---------- DATA FOR THIS TASK

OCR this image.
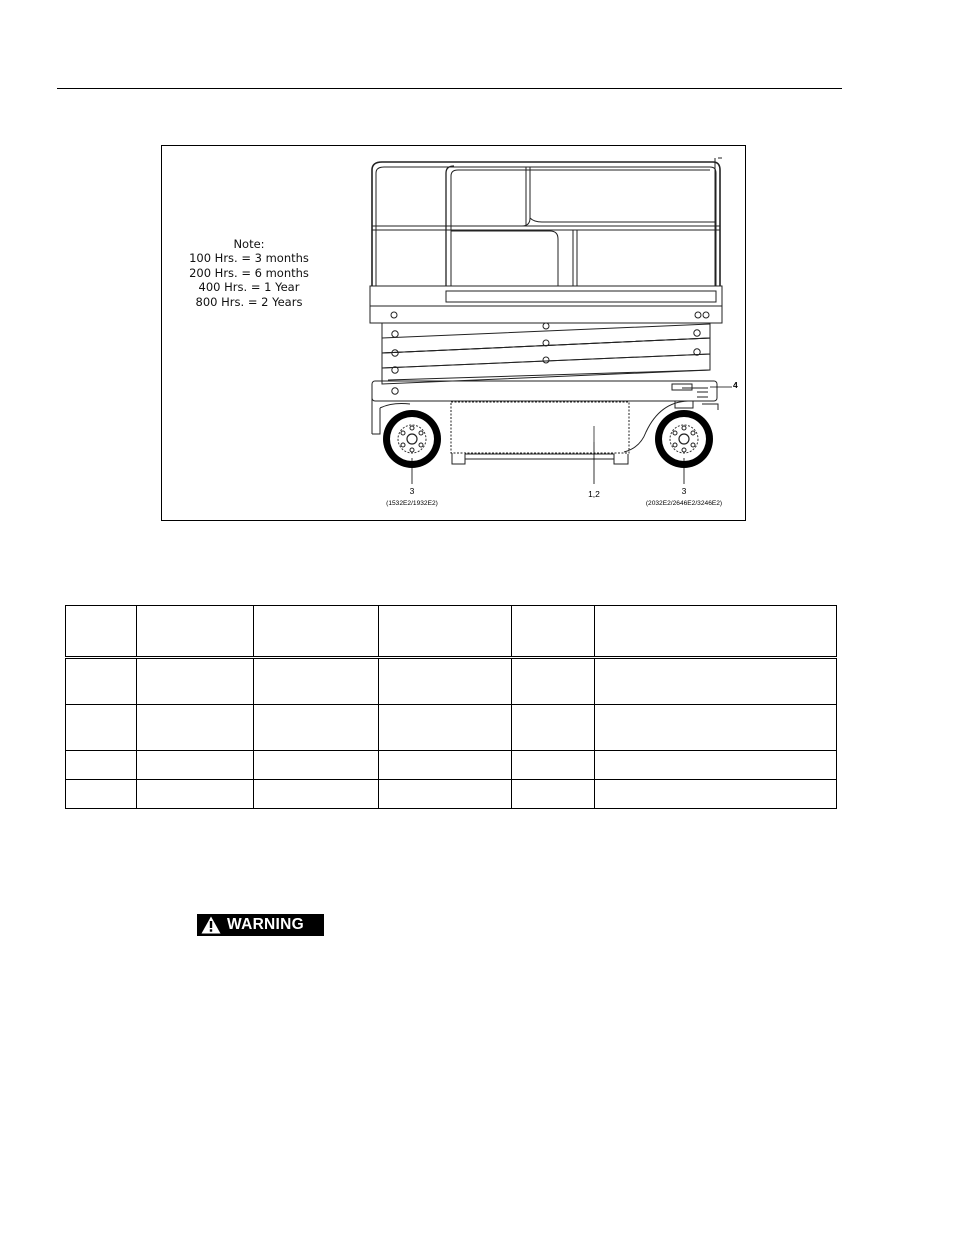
Note:
100 Hrs. = 3 months
200 Hrs. = 6 months
400 Hrs. = 1 Year
800 Hrs. = 2 Years
4
3
(1532E2/1932E2)
1,2	3
(2032E2/2646E2/3246E2)

WARNING
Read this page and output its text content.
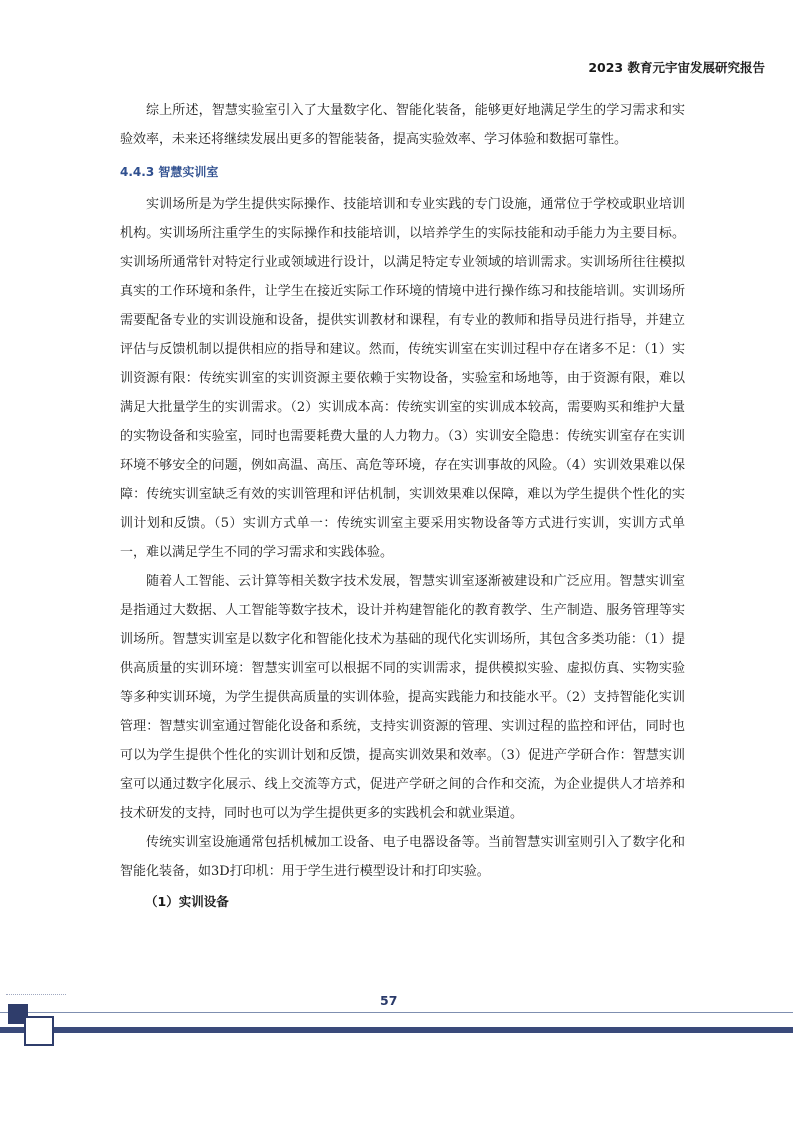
2023 教育元宇宙发展研究报告

综上所述，智慧实验室引入了大量数字化、智能化装备，能够更好地满足学生的学习需求和实验效率，未来还将继续发展出更多的智能装备，提高实验效率、学习体验和数据可靠性。

4.4.3 智慧实训室

实训场所是为学生提供实际操作、技能培训和专业实践的专门设施，通常位于学校或职业培训机构。实训场所注重学生的实际操作和技能培训，以培养学生的实际技能和动手能力为主要目标。实训场所通常针对特定行业或领域进行设计，以满足特定专业领域的培训需求。实训场所往往模拟真实的工作环境和条件，让学生在接近实际工作环境的情境中进行操作练习和技能培训。实训场所需要配备专业的实训设施和设备，提供实训教材和课程，有专业的教师和指导员进行指导，并建立评估与反馈机制以提供相应的指导和建议。然而，传统实训室在实训过程中存在诸多不足：（1）实训资源有限：传统实训室的实训资源主要依赖于实物设备，实验室和场地等，由于资源有限，难以满足大批量学生的实训需求。（2）实训成本高：传统实训室的实训成本较高，需要购买和维护大量的实物设备和实验室，同时也需要耗费大量的人力物力。（3）实训安全隐患：传统实训室存在实训环境不够安全的问题，例如高温、高压、高危等环境，存在实训事故的风险。（4）实训效果难以保障：传统实训室缺乏有效的实训管理和评估机制，实训效果难以保障，难以为学生提供个性化的实训计划和反馈。（5）实训方式单一：传统实训室主要采用实物设备等方式进行实训，实训方式单一，难以满足学生不同的学习需求和实践体验。

随着人工智能、云计算等相关数字技术发展，智慧实训室逐渐被建设和广泛应用。智慧实训室是指通过大数据、人工智能等数字技术，设计并构建智能化的教育教学、生产制造、服务管理等实训场所。智慧实训室是以数字化和智能化技术为基础的现代化实训场所，其包含多类功能：（1）提供高质量的实训环境：智慧实训室可以根据不同的实训需求，提供模拟实验、虚拟仿真、实物实验等多种实训环境，为学生提供高质量的实训体验，提高实践能力和技能水平。（2）支持智能化实训管理：智慧实训室通过智能化设备和系统，支持实训资源的管理、实训过程的监控和评估，同时也可以为学生提供个性化的实训计划和反馈，提高实训效果和效率。（3）促进产学研合作：智慧实训室可以通过数字化展示、线上交流等方式，促进产学研之间的合作和交流，为企业提供人才培养和技术研发的支持，同时也可以为学生提供更多的实践机会和就业渠道。

传统实训室设施通常包括机械加工设备、电子电器设备等。当前智慧实训室则引入了数字化和智能化装备，如3D打印机：用于学生进行模型设计和打印实验。

（1）实训设备
57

--------------------

■ WHAT IS BEING ASKED:
Beginning at the line that contains "Read this page and output its text content.", give the remaining lines of the records again exactly, through the last one. Leave out pictures.

■ FINAL RESULT:
Read this page and output its text content.
2023 教育元宇宙发展研究报告

综上所述，智慧实验室引入了大量数字化、智能化装备，能够更好地满足学生的学习需求和实验效率，未来还将继续发展出更多的智能装备，提高实验效率、学习体验和数据可靠性。

4.4.3 智慧实训室

实训场所是为学生提供实际操作、技能培训和专业实践的专门设施，通常位于学校或职业培训机构。实训场所注重学生的实际操作和技能培训，以培养学生的实际技能和动手能力为主要目标。实训场所通常针对特定行业或领域进行设计，以满足特定专业领域的培训需求。实训场所往往模拟真实的工作环境和条件，让学生在接近实际工作环境的情境中进行操作练习和技能培训。实训场所需要配备专业的实训设施和设备，提供实训教材和课程，有专业的教师和指导员进行指导，并建立评估与反馈机制以提供相应的指导和建议。然而，传统实训室在实训过程中存在诸多不足：（1）实训资源有限：传统实训室的实训资源主要依赖于实物设备，实验室和场地等，由于资源有限，难以满足大批量学生的实训需求。（2）实训成本高：传统实训室的实训成本较高，需要购买和维护大量的实物设备和实验室，同时也需要耗费大量的人力物力。（3）实训安全隐患：传统实训室存在实训环境不够安全的问题，例如高温、高压、高危等环境，存在实训事故的风险。（4）实训效果难以保障：传统实训室缺乏有效的实训管理和评估机制，实训效果难以保障，难以为学生提供个性化的实训计划和反馈。（5）实训方式单一：传统实训室主要采用实物设备等方式进行实训，实训方式单一，难以满足学生不同的学习需求和实践体验。

随着人工智能、云计算等相关数字技术发展，智慧实训室逐渐被建设和广泛应用。智慧实训室是指通过大数据、人工智能等数字技术，设计并构建智能化的教育教学、生产制造、服务管理等实训场所。智慧实训室是以数字化和智能化技术为基础的现代化实训场所，其包含多类功能：（1）提供高质量的实训环境：智慧实训室可以根据不同的实训需求，提供模拟实验、虚拟仿真、实物实验等多种实训环境，为学生提供高质量的实训体验，提高实践能力和技能水平。（2）支持智能化实训管理：智慧实训室通过智能化设备和系统，支持实训资源的管理、实训过程的监控和评估，同时也可以为学生提供个性化的实训计划和反馈，提高实训效果和效率。（3）促进产学研合作：智慧实训室可以通过数字化展示、线上交流等方式，促进产学研之间的合作和交流，为企业提供人才培养和技术研发的支持，同时也可以为学生提供更多的实践机会和就业渠道。

传统实训室设施通常包括机械加工设备、电子电器设备等。当前智慧实训室则引入了数字化和智能化装备，如3D打印机：用于学生进行模型设计和打印实验。

（1）实训设备
57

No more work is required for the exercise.